== Reading text ==
========

Executive Director’s Note
Winds of Change

We knew before November. We knew before voters in every part of America signaled their disconnect with a conservative ideology that led us into a disastrous war while ignoring the battle to create justice at home.

We knew before voters in six states offered a stinging rebuke to the abandonment of the working poor by passing minimum wage increases.

Virtually all of the newly elected representatives and senators ran on economic populist platforms that rejected race-to-the-bottom trade agreements, the shameful healthcare system in this country, and the dramatic increase in the disparity between the wealthy and everyone else.

This is great news for all of us but hardly a surprise as we have watched events around the country: living wage victories in traditionally conservative cities like San Diego and Santa Fe, landmark community benefits agreements that include environmental protections and provisions for good jobs and training opportunities in Milwaukee and Denver, and labor organizing breakthroughs in Houston and Honolulu. As people are organized and mobilized, the movement is spreading at a rapid pace beyond the traditional liberal strongholds on the coasts.

The geographic breadth of these achievements was a bellwether of change. It wasn’t long ago that Los Angeles and its bold movement to lift working people out of poverty stood out as an exception in a nation drifting toward economic apartheid.

========

== Record excerpts ==
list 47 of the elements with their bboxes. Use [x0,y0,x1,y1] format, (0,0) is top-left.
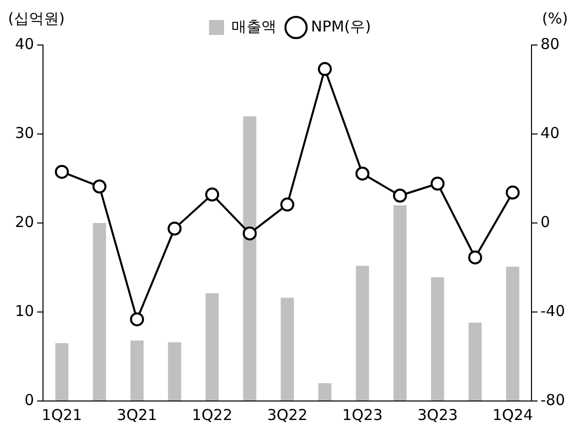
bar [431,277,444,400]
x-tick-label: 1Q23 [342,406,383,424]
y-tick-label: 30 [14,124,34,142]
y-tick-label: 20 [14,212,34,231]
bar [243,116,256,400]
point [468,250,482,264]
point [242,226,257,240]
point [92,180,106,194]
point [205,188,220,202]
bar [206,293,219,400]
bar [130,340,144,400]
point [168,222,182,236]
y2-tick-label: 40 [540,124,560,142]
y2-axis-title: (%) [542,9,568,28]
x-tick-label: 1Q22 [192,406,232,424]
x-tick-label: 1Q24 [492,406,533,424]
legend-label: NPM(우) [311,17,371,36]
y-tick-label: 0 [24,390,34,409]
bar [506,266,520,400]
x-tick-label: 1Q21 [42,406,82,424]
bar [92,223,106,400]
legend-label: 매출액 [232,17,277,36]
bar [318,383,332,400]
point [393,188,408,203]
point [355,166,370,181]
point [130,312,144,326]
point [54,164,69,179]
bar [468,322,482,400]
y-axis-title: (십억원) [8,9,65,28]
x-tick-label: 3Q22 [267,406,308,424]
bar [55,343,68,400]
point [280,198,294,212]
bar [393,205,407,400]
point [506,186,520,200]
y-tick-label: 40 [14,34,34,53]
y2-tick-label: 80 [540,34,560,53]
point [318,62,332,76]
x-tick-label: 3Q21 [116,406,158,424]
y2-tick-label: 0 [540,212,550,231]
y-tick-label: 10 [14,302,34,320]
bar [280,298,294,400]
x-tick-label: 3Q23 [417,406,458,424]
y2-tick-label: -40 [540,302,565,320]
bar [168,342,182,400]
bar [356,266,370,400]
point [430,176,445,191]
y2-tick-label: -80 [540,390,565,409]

========

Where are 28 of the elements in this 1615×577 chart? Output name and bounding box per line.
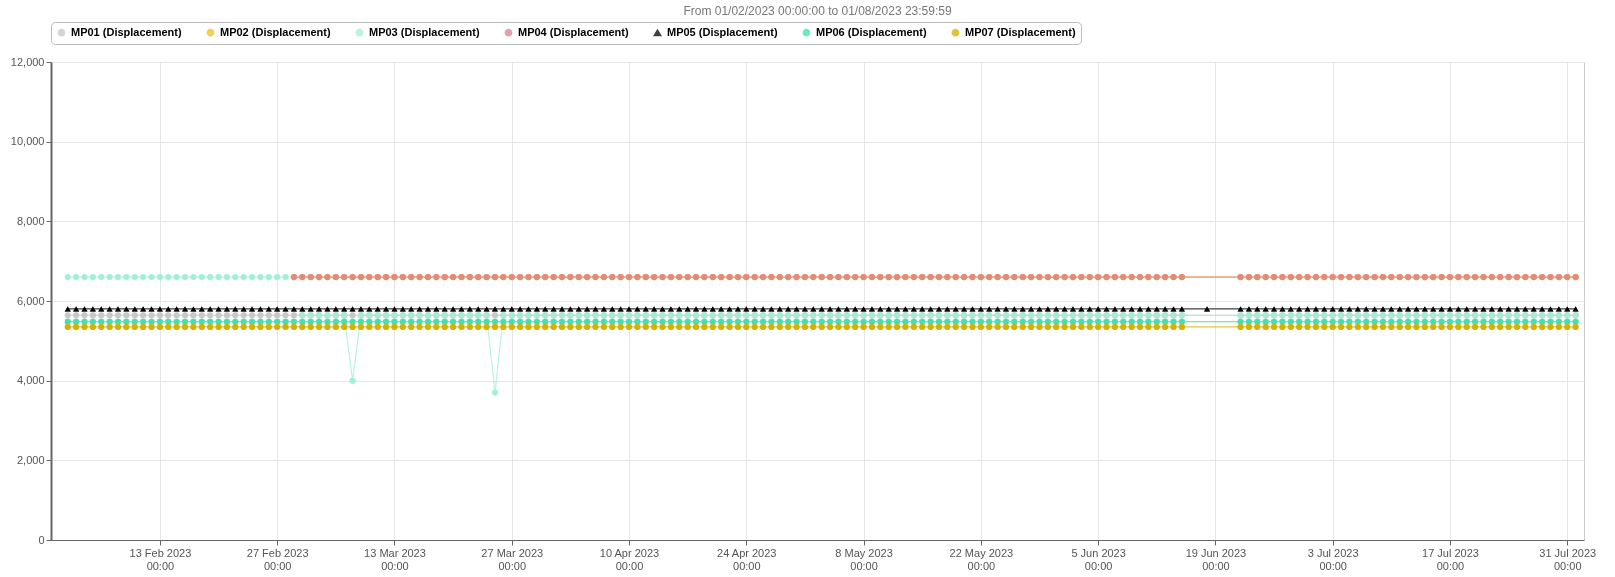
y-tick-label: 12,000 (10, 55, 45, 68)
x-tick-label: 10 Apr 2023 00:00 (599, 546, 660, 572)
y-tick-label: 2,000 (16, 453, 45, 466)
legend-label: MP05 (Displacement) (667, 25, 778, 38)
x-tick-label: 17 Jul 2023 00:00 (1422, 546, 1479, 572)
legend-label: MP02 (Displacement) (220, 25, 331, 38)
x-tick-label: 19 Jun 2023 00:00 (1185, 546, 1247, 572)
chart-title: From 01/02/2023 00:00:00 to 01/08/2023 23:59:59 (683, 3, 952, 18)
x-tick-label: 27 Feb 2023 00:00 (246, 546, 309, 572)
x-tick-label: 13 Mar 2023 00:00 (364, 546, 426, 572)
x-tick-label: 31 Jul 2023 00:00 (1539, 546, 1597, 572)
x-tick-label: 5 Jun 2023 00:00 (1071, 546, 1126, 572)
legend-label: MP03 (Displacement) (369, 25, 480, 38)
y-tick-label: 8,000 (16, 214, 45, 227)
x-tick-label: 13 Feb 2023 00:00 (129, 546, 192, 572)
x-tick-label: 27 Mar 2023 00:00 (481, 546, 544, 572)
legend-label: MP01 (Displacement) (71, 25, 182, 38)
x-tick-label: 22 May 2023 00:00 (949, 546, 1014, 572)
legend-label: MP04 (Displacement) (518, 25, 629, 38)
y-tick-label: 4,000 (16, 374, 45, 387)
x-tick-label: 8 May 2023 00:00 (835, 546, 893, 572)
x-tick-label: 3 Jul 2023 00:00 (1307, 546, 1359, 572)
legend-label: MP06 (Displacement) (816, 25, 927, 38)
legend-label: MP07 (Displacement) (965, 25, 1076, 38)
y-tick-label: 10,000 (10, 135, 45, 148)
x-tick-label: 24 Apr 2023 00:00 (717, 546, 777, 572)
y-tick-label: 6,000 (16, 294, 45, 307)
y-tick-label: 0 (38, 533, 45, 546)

========

== Task requirements ==
Write the next part of the executive director's note "Winds of Change," beginning after its last sentence about Los Angeles standing out as an exception in a nation drifting toward economic apartheid.

== Solved problem ==
Now cities across the country have seen the birth and growth of progressive coalitions that include labor, clergy, community activists, environmentalists, and others who are using creative approaches to address the challenge of working poverty and deteriorating urban centers. This new movement, anchored in a resurgent progressive labor movement, is becoming a force not seen in this country in half a century.

The challenges before us are daunting and the opposition formidable—as the reaction of the Los Angeles business elite to the just-passed living wage policy for hotel workers demonstrates—but we have come a long way and the signs are auspicious for even more progress in the future.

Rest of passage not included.